Start of SOURCE MATERIAL

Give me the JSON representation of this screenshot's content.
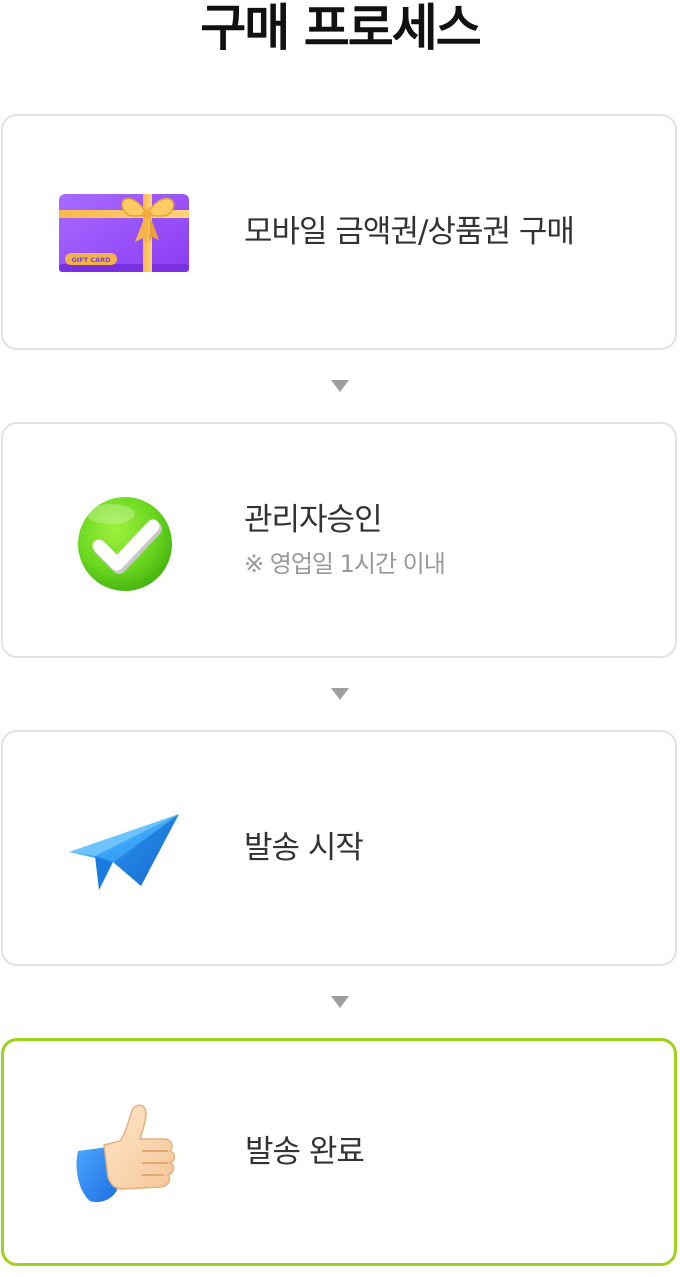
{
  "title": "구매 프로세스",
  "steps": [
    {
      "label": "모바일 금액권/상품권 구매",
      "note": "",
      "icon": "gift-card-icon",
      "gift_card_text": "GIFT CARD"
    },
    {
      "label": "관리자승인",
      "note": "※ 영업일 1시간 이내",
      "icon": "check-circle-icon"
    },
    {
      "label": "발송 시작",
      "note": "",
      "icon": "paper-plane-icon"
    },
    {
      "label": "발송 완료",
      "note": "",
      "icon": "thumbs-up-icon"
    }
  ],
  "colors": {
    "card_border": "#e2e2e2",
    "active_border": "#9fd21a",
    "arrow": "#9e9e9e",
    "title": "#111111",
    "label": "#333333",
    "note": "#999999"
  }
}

End of SOURCE MATERIAL

INSTRUCTION: Copy the whole listing above word for word but do not carry over the pictures.

TASK RESULT:
Give me the JSON representation of this screenshot's content.
{
  "title": "구매 프로세스",
  "steps": [
    {
      "label": "모바일 금액권/상품권 구매",
      "note": "",
      "icon": "gift-card-icon",
      "gift_card_text": "GIFT CARD"
    },
    {
      "label": "관리자승인",
      "note": "※ 영업일 1시간 이내",
      "icon": "check-circle-icon"
    },
    {
      "label": "발송 시작",
      "note": "",
      "icon": "paper-plane-icon"
    },
    {
      "label": "발송 완료",
      "note": "",
      "icon": "thumbs-up-icon"
    }
  ],
  "colors": {
    "card_border": "#e2e2e2",
    "active_border": "#9fd21a",
    "arrow": "#9e9e9e",
    "title": "#111111",
    "label": "#333333",
    "note": "#999999"
  }
}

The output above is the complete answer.